* [Exercise task 1]:
Answer these questions about the court opinion below:
(a) On what date did Rabbi Kasowitz request permission to erect the menorah?
(b) Who advised Walters that unattended religious symbols on capitol grounds might violate the establishment clause?
(c) On what date did this court affirm the denial of the preliminary injunction?

* [Source]:
-*-*-

Paul A. Zoss, Des Moines, Iowa, for appellants.

Gordon E. Allen, Des Moines, Iowa, for appellees.

Before LAY, Chief Judge, and McMILLIAN and FAGG, Circuit Judges.

LAY, Chief Judge.

On December 10, 1986, Rabbi Moishe B. Kasowitz requested and was given permission by Jack Walters, the Director of General Services for the State of Iowa, to erect a twenty-foot tall menorah1  on the state capitol grounds during the eight day celebration of Hanukkah. A week later Walters revoked permission to leave the menorah standing throughout the eight days. He did so after the attorney general's office advised him that the placement of unattended religious symbols on capitol grounds might violate the establishment clause. Walters allowed Rabbi Kasowitz to conduct the scheduled services and erect a menorah at those times only.

On December 19, 1986, Lubavitch of Iowa2  and Rabbi Kasowitz (hereinafter jointly referred to as "Lubavitch") filed a complaint against Jack Walters and the State of Iowa in federal district court requesting a temporary restraining order, and preliminary and permanent injunctions prohibiting the rescission of permission to erect the menorah pursuant to the first and fourteenth amendments. The district court denied the motion for preliminary injunction. Lubavitch appealed, and on January 23, 1987, this court affirmed the denial of preliminary injunction. Lubavitch then filed a motion for summary judgment, and the State filed a cross-motion for summary judgment. The district court granted the State's motion and dismissed the complaint, 684 F. Supp. 610 (S.D. Iowa 1988). The district court denied Lubavitch's motion to reconsider. Lubavitch now appeals. We affirm.

-*-*-

Region and label listings
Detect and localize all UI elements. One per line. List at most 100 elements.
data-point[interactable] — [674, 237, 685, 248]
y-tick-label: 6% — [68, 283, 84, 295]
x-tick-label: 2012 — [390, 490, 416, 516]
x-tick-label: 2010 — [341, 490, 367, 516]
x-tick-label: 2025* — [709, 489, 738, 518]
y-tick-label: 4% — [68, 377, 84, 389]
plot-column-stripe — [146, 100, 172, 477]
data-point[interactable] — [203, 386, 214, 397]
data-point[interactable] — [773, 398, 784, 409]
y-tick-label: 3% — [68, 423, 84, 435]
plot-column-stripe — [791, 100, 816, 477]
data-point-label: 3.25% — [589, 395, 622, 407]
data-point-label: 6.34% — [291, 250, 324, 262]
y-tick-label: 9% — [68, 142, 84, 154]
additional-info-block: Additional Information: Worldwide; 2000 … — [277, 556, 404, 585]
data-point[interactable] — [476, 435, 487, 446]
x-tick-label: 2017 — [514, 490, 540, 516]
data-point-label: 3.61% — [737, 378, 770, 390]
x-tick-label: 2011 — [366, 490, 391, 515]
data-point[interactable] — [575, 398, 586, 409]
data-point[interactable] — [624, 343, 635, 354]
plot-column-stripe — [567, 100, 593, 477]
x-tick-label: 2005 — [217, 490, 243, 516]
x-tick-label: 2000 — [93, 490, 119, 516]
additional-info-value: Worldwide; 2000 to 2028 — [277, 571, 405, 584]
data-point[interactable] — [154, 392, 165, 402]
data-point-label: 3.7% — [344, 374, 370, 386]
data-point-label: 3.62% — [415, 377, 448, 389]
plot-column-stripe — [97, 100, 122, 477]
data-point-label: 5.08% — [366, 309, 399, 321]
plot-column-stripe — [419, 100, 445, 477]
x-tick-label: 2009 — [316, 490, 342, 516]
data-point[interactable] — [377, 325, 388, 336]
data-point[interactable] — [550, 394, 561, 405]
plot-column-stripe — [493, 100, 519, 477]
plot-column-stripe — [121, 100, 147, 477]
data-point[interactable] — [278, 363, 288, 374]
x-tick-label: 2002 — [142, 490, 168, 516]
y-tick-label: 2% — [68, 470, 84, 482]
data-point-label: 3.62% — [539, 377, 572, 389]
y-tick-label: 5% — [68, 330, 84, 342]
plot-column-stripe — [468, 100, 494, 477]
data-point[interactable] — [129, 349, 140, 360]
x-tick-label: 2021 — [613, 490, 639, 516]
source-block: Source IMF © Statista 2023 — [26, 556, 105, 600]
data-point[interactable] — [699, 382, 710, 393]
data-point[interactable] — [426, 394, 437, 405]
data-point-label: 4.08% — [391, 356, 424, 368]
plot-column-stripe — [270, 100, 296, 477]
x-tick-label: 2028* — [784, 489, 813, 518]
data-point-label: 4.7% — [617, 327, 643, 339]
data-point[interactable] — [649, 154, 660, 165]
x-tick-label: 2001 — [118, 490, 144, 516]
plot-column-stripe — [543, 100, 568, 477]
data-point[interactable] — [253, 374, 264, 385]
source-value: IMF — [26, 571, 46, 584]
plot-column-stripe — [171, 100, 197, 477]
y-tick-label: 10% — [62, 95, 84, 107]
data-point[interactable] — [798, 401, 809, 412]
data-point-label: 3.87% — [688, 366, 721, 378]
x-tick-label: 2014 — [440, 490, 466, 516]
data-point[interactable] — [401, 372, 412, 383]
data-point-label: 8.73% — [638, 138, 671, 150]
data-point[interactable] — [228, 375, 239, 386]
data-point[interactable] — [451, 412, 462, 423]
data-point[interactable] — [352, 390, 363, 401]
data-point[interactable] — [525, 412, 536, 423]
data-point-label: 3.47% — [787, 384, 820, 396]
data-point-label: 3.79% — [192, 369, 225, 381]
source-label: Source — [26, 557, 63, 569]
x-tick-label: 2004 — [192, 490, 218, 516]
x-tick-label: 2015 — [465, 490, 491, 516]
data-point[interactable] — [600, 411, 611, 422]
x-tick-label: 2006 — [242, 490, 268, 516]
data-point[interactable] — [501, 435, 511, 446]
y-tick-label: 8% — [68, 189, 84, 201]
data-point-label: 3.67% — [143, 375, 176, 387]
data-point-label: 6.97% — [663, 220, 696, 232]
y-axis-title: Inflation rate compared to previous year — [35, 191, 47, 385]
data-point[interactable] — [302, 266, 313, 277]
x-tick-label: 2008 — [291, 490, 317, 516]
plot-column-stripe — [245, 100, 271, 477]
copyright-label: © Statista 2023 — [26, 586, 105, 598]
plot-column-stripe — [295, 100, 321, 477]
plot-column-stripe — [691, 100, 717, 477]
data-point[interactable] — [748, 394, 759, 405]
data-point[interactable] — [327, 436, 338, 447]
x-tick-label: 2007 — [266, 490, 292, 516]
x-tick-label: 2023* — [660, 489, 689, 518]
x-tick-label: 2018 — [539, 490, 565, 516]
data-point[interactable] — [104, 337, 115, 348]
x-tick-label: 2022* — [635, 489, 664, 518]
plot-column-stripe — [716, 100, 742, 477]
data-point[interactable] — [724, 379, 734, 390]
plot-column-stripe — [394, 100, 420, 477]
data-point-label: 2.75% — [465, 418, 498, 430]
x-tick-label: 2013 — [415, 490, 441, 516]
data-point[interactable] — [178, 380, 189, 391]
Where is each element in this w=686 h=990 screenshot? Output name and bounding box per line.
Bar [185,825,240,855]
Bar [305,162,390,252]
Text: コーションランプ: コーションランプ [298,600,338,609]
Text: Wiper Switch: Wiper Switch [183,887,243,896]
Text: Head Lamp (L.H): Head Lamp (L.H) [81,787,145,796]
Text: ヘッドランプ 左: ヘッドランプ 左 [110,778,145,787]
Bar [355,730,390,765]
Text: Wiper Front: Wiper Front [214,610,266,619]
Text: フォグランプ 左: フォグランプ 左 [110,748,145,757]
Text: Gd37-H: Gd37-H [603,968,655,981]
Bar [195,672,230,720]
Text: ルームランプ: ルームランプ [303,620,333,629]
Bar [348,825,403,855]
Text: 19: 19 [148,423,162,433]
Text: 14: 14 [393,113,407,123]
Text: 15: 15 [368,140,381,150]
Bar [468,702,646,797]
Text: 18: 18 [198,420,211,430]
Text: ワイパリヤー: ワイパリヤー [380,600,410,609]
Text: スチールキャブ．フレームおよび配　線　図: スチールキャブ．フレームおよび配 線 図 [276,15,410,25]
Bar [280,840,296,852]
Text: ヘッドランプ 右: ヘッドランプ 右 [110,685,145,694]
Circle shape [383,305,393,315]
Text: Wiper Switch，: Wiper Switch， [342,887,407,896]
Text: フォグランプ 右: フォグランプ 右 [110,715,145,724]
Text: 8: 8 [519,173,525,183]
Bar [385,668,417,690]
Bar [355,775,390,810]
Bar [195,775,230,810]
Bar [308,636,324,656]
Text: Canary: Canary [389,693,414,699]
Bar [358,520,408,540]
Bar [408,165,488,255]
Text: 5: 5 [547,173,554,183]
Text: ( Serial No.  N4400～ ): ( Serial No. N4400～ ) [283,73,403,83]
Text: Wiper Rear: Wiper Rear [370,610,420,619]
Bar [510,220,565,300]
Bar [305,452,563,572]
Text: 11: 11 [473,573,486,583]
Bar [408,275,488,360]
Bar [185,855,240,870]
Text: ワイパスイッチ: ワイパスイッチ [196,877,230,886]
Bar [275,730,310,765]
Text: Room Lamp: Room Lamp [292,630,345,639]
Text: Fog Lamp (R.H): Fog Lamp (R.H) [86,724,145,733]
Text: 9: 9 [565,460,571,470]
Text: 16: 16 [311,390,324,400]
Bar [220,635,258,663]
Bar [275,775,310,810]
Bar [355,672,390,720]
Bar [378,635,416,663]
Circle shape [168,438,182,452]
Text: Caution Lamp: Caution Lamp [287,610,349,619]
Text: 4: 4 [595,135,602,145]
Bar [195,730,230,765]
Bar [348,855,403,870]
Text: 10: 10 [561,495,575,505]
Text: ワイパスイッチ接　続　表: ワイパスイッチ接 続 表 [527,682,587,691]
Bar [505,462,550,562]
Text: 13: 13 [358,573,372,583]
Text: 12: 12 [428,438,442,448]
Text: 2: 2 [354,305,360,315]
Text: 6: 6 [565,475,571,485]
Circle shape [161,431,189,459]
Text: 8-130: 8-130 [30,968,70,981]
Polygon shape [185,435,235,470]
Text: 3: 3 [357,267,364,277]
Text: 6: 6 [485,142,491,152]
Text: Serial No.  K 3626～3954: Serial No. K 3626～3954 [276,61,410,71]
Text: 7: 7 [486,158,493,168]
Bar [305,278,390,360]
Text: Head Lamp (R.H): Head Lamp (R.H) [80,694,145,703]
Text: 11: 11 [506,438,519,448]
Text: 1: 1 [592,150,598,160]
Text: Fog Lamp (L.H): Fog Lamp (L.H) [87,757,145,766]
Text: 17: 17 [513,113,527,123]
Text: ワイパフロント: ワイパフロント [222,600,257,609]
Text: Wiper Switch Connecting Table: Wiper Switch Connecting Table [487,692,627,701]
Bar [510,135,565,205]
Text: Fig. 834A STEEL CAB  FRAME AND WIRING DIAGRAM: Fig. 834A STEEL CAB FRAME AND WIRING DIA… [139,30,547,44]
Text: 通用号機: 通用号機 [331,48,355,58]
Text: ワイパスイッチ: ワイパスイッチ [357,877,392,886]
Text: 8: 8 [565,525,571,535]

-*-*-

* [Exercise task 2]:
Reproduce the entries word for word, everything from their first line down to the line containing "x-tick-label: 2011 — [366, 490, 391, 515]", with both of those lines included.

* [Exercise result 1]:
(a) December 10, 1986
(b) The attorney general's office
(c) January 23, 1987

* [Exercise result 2]:
Detect and localize all UI elements. One per line. List at most 100 elements.
data-point[interactable] — [674, 237, 685, 248]
y-tick-label: 6% — [68, 283, 84, 295]
x-tick-label: 2012 — [390, 490, 416, 516]
x-tick-label: 2010 — [341, 490, 367, 516]
x-tick-label: 2025* — [709, 489, 738, 518]
y-tick-label: 4% — [68, 377, 84, 389]
plot-column-stripe — [146, 100, 172, 477]
data-point[interactable] — [203, 386, 214, 397]
data-point[interactable] — [773, 398, 784, 409]
y-tick-label: 3% — [68, 423, 84, 435]
plot-column-stripe — [791, 100, 816, 477]
data-point-label: 3.25% — [589, 395, 622, 407]
data-point-label: 6.34% — [291, 250, 324, 262]
y-tick-label: 9% — [68, 142, 84, 154]
additional-info-block: Additional Information: Worldwide; 2000 … — [277, 556, 404, 585]
data-point[interactable] — [476, 435, 487, 446]
x-tick-label: 2017 — [514, 490, 540, 516]
data-point-label: 3.61% — [737, 378, 770, 390]
x-tick-label: 2011 — [366, 490, 391, 515]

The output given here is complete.